▶ [TASK TO CARRY OUT]
Select, from the data, each line where "value" occurs.

[Figure record extracts]
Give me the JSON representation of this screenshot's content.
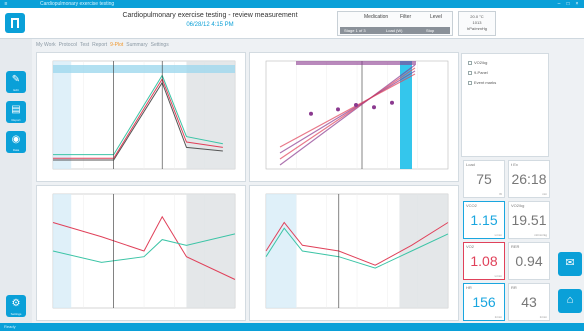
{
  "header": {
    "title": "Cardiopulmonary exercise testing - review measurement",
    "subtitle": "06/28/12 4:15 PM",
    "panel": {
      "col1": "Medication",
      "col2": "Filter",
      "col3": "Level",
      "strip": [
        "Stage 1 of 3",
        "Load (W)",
        "Stop"
      ]
    },
    "info": [
      "20.0 °C",
      "1013",
      "hPa/mmHg"
    ]
  },
  "breadcrumb": {
    "items": [
      "My Work",
      "Protocol",
      "Test",
      "Report",
      "9-Plot",
      "Summary",
      "Settings"
    ],
    "active_index": 4
  },
  "sidebar": {
    "items": [
      {
        "icon": "pencil-icon",
        "label": "Edit"
      },
      {
        "icon": "document-icon",
        "label": "Report"
      },
      {
        "icon": "database-icon",
        "label": "Data"
      }
    ],
    "settings_label": "Settings"
  },
  "legend": {
    "items": [
      "VO2/kg",
      "9-Panel",
      "Event marks"
    ]
  },
  "tiles": [
    {
      "label": "Load",
      "value": "75",
      "unit": "W",
      "style": "grey"
    },
    {
      "label": "t Ex",
      "value": "26:18",
      "unit": "min",
      "style": "grey"
    },
    {
      "label": "VCO2",
      "value": "1.15",
      "unit": "L/min",
      "style": "blue"
    },
    {
      "label": "VO2/kg",
      "value": "19.51",
      "unit": "ml/min/kg",
      "style": "grey"
    },
    {
      "label": "VO2",
      "value": "1.08",
      "unit": "L/min",
      "style": "red"
    },
    {
      "label": "RER",
      "value": "0.94",
      "unit": "",
      "style": "grey"
    },
    {
      "label": "HR",
      "value": "156",
      "unit": "1/min",
      "style": "blue"
    },
    {
      "label": "RR",
      "value": "43",
      "unit": "1/min",
      "style": "grey"
    }
  ],
  "right_buttons": [
    {
      "icon": "chat-icon"
    },
    {
      "icon": "home-icon"
    }
  ],
  "titlebar": {
    "text": "Cardiopulmonary exercise testing"
  },
  "statusbar": {
    "text": "Ready"
  },
  "colors": {
    "accent": "#0aa0d8",
    "red": "#e0415a",
    "teal": "#3cc4a6",
    "purple": "#8b3a8f"
  },
  "chart_data": [
    {
      "type": "line",
      "panel": "top-left",
      "xlim": [
        0,
        30
      ],
      "series": [
        {
          "color": "#555555",
          "x": [
            0,
            10,
            18,
            22,
            28
          ],
          "y": [
            5,
            5,
            48,
            12,
            10
          ]
        },
        {
          "color": "#3cc4a6",
          "x": [
            0,
            10,
            18,
            22,
            28
          ],
          "y": [
            8,
            8,
            52,
            18,
            14
          ]
        },
        {
          "color": "#e0415a",
          "x": [
            0,
            10,
            18,
            22,
            28
          ],
          "y": [
            6,
            6,
            50,
            15,
            12
          ]
        }
      ]
    },
    {
      "type": "scatter",
      "panel": "top-right",
      "series": [
        {
          "color": "#8b3a8f",
          "points": [
            [
              5,
              24
            ],
            [
              8,
              22
            ],
            [
              10,
              20
            ],
            [
              12,
              21
            ],
            [
              14,
              19
            ]
          ]
        }
      ]
    },
    {
      "type": "line",
      "panel": "bottom-left",
      "xlim": [
        0,
        30
      ],
      "series": [
        {
          "color": "#e0415a",
          "x": [
            0,
            8,
            15,
            18,
            22,
            30
          ],
          "y": [
            30,
            25,
            20,
            32,
            18,
            10
          ]
        },
        {
          "color": "#3cc4a6",
          "x": [
            0,
            8,
            15,
            18,
            22,
            30
          ],
          "y": [
            20,
            16,
            18,
            24,
            22,
            26
          ]
        }
      ]
    },
    {
      "type": "line",
      "panel": "bottom-right",
      "xlim": [
        0,
        30
      ],
      "series": [
        {
          "color": "#e0415a",
          "x": [
            0,
            3,
            6,
            12,
            18,
            24,
            30
          ],
          "y": [
            20,
            30,
            22,
            20,
            15,
            22,
            30
          ]
        },
        {
          "color": "#3cc4a6",
          "x": [
            0,
            3,
            6,
            12,
            18,
            24,
            30
          ],
          "y": [
            18,
            28,
            20,
            18,
            14,
            20,
            26
          ]
        }
      ]
    }
  ]
}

▶ [RESPONSE TO THE TASK]
      "value": "75",
      "value": "26:18",
      "value": "1.15",
      "value": "19.51",
      "value": "1.08",
      "value": "0.94",
      "value": "156",
      "value": "43",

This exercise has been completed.